Each entry needs to be restated exactly as written.
* begin Data excerpts *
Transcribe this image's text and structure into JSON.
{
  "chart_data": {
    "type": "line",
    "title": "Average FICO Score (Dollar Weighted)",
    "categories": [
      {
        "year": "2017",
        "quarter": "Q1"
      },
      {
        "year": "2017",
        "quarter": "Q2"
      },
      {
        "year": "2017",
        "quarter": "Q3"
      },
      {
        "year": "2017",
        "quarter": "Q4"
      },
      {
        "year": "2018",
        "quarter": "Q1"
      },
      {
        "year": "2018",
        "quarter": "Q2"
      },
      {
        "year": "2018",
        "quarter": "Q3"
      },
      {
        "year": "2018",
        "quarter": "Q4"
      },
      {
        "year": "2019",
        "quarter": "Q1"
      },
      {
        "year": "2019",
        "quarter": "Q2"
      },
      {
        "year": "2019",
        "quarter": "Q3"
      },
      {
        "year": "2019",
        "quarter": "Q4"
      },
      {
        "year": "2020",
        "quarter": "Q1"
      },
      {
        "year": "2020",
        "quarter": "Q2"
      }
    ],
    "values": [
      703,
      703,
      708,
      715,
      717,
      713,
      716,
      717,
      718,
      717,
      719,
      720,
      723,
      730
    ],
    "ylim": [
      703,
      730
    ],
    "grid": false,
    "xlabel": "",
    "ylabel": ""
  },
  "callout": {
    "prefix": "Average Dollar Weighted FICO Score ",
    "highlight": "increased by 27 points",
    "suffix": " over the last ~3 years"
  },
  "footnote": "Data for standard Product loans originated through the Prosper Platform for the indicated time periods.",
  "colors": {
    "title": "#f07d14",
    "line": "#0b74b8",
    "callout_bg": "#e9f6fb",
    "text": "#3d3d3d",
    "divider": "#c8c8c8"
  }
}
* end Data excerpts *
- Answer to this exercise -
Transcribe this image's text and structure into JSON.
{
  "chart_data": {
    "type": "line",
    "title": "Average FICO Score (Dollar Weighted)",
    "categories": [
      {
        "year": "2017",
        "quarter": "Q1"
      },
      {
        "year": "2017",
        "quarter": "Q2"
      },
      {
        "year": "2017",
        "quarter": "Q3"
      },
      {
        "year": "2017",
        "quarter": "Q4"
      },
      {
        "year": "2018",
        "quarter": "Q1"
      },
      {
        "year": "2018",
        "quarter": "Q2"
      },
      {
        "year": "2018",
        "quarter": "Q3"
      },
      {
        "year": "2018",
        "quarter": "Q4"
      },
      {
        "year": "2019",
        "quarter": "Q1"
      },
      {
        "year": "2019",
        "quarter": "Q2"
      },
      {
        "year": "2019",
        "quarter": "Q3"
      },
      {
        "year": "2019",
        "quarter": "Q4"
      },
      {
        "year": "2020",
        "quarter": "Q1"
      },
      {
        "year": "2020",
        "quarter": "Q2"
      }
    ],
    "values": [
      703,
      703,
      708,
      715,
      717,
      713,
      716,
      717,
      718,
      717,
      719,
      720,
      723,
      730
    ],
    "ylim": [
      703,
      730
    ],
    "grid": false,
    "xlabel": "",
    "ylabel": ""
  },
  "callout": {
    "prefix": "Average Dollar Weighted FICO Score ",
    "highlight": "increased by 27 points",
    "suffix": " over the last ~3 years"
  },
  "footnote": "Data for standard Product loans originated through the Prosper Platform for the indicated time periods.",
  "colors": {
    "title": "#f07d14",
    "line": "#0b74b8",
    "callout_bg": "#e9f6fb",
    "text": "#3d3d3d",
    "divider": "#c8c8c8"
  }
}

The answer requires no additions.